• _What the task asks_:
Reproduce all of the data exactly.

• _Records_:
____________________
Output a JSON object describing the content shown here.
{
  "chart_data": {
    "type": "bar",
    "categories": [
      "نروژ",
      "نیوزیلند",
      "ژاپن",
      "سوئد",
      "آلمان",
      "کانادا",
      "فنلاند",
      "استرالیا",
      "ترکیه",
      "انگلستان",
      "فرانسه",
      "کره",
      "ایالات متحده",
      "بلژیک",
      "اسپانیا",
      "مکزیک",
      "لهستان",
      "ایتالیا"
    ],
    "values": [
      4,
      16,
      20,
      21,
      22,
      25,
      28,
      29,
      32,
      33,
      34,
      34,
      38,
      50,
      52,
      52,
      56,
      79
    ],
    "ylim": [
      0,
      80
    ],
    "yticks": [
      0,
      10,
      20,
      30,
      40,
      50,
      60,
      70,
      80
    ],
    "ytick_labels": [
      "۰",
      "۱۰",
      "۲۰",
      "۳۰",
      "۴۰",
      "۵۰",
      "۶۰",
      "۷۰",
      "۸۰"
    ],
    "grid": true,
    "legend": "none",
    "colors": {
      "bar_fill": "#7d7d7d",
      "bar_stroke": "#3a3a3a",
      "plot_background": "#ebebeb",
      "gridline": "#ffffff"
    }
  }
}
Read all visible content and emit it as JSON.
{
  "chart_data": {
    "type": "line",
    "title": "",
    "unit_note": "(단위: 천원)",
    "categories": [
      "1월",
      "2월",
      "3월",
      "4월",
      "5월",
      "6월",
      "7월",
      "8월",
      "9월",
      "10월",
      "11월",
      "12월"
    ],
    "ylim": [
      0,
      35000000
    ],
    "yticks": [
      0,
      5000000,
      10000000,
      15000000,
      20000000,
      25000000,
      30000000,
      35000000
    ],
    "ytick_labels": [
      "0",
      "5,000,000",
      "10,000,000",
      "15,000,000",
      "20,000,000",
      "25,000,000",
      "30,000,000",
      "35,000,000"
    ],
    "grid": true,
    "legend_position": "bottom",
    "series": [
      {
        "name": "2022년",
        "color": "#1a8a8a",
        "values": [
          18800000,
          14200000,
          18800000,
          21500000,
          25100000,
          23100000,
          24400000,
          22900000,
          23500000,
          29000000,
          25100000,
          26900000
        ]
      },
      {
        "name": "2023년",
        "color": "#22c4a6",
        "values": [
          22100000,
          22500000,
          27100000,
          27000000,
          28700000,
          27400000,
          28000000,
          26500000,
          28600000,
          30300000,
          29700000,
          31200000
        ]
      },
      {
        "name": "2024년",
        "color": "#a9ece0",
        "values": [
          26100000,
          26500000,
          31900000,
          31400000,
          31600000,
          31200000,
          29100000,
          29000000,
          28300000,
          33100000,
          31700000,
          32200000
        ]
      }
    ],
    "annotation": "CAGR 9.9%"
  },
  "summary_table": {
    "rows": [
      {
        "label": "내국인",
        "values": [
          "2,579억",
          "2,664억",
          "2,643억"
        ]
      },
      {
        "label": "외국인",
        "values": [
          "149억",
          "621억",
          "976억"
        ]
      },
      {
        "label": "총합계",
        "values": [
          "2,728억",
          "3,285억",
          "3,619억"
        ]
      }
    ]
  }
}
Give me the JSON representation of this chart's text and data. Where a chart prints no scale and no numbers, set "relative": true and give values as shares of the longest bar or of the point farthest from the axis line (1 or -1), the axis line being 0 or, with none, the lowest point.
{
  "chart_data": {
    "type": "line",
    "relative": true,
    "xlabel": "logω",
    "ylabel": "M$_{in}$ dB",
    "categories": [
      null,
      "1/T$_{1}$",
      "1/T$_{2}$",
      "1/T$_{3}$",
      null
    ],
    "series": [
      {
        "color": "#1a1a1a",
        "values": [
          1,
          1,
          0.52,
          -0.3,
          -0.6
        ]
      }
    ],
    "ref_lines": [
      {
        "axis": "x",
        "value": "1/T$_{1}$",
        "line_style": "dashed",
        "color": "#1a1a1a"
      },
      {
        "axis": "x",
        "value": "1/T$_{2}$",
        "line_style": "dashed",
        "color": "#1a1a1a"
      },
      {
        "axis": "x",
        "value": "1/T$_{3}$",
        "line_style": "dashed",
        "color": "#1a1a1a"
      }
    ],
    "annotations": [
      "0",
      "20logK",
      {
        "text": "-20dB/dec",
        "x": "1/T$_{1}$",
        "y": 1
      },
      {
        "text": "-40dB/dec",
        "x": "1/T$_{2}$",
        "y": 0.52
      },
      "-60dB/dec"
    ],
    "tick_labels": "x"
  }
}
____________________
• _Solved exercise_:
Output a JSON object describing the content shown here.
{
  "chart_data": {
    "type": "bar",
    "categories": [
      "نروژ",
      "نیوزیلند",
      "ژاپن",
      "سوئد",
      "آلمان",
      "کانادا",
      "فنلاند",
      "استرالیا",
      "ترکیه",
      "انگلستان",
      "فرانسه",
      "کره",
      "ایالات متحده",
      "بلژیک",
      "اسپانیا",
      "مکزیک",
      "لهستان",
      "ایتالیا"
    ],
    "values": [
      4,
      16,
      20,
      21,
      22,
      25,
      28,
      29,
      32,
      33,
      34,
      34,
      38,
      50,
      52,
      52,
      56,
      79
    ],
    "ylim": [
      0,
      80
    ],
    "yticks": [
      0,
      10,
      20,
      30,
      40,
      50,
      60,
      70,
      80
    ],
    "ytick_labels": [
      "۰",
      "۱۰",
      "۲۰",
      "۳۰",
      "۴۰",
      "۵۰",
      "۶۰",
      "۷۰",
      "۸۰"
    ],
    "grid": true,
    "legend": "none",
    "colors": {
      "bar_fill": "#7d7d7d",
      "bar_stroke": "#3a3a3a",
      "plot_background": "#ebebeb",
      "gridline": "#ffffff"
    }
  }
}
Read all visible content and emit it as JSON.
{
  "chart_data": {
    "type": "line",
    "title": "",
    "unit_note": "(단위: 천원)",
    "categories": [
      "1월",
      "2월",
      "3월",
      "4월",
      "5월",
      "6월",
      "7월",
      "8월",
      "9월",
      "10월",
      "11월",
      "12월"
    ],
    "ylim": [
      0,
      35000000
    ],
    "yticks": [
      0,
      5000000,
      10000000,
      15000000,
      20000000,
      25000000,
      30000000,
      35000000
    ],
    "ytick_labels": [
      "0",
      "5,000,000",
      "10,000,000",
      "15,000,000",
      "20,000,000",
      "25,000,000",
      "30,000,000",
      "35,000,000"
    ],
    "grid": true,
    "legend_position": "bottom",
    "series": [
      {
        "name": "2022년",
        "color": "#1a8a8a",
        "values": [
          18800000,
          14200000,
          18800000,
          21500000,
          25100000,
          23100000,
          24400000,
          22900000,
          23500000,
          29000000,
          25100000,
          26900000
        ]
      },
      {
        "name": "2023년",
        "color": "#22c4a6",
        "values": [
          22100000,
          22500000,
          27100000,
          27000000,
          28700000,
          27400000,
          28000000,
          26500000,
          28600000,
          30300000,
          29700000,
          31200000
        ]
      },
      {
        "name": "2024년",
        "color": "#a9ece0",
        "values": [
          26100000,
          26500000,
          31900000,
          31400000,
          31600000,
          31200000,
          29100000,
          29000000,
          28300000,
          33100000,
          31700000,
          32200000
        ]
      }
    ],
    "annotation": "CAGR 9.9%"
  },
  "summary_table": {
    "rows": [
      {
        "label": "내국인",
        "values": [
          "2,579억",
          "2,664억",
          "2,643억"
        ]
      },
      {
        "label": "외국인",
        "values": [
          "149억",
          "621억",
          "976억"
        ]
      },
      {
        "label": "총합계",
        "values": [
          "2,728억",
          "3,285억",
          "3,619억"
        ]
      }
    ]
  }
}
Give me the JSON representation of this chart's text and data. Where a chart prints no scale and no numbers, set "relative": true and give values as shares of the longest bar or of the point farthest from the axis line (1 or -1), the axis line being 0 or, with none, the lowest point.
{
  "chart_data": {
    "type": "line",
    "relative": true,
    "xlabel": "logω",
    "ylabel": "M$_{in}$ dB",
    "categories": [
      null,
      "1/T$_{1}$",
      "1/T$_{2}$",
      "1/T$_{3}$",
      null
    ],
    "series": [
      {
        "color": "#1a1a1a",
        "values": [
          1,
          1,
          0.52,
          -0.3,
          -0.6
        ]
      }
    ],
    "ref_lines": [
      {
        "axis": "x",
        "value": "1/T$_{1}$",
        "line_style": "dashed",
        "color": "#1a1a1a"
      },
      {
        "axis": "x",
        "value": "1/T$_{2}$",
        "line_style": "dashed",
        "color": "#1a1a1a"
      },
      {
        "axis": "x",
        "value": "1/T$_{3}$",
        "line_style": "dashed",
        "color": "#1a1a1a"
      }
    ],
    "annotations": [
      "0",
      "20logK",
      {
        "text": "-20dB/dec",
        "x": "1/T$_{1}$",
        "y": 1
      },
      {
        "text": "-40dB/dec",
        "x": "1/T$_{2}$",
        "y": 0.52
      },
      "-60dB/dec"
    ],
    "tick_labels": "x"
  }
}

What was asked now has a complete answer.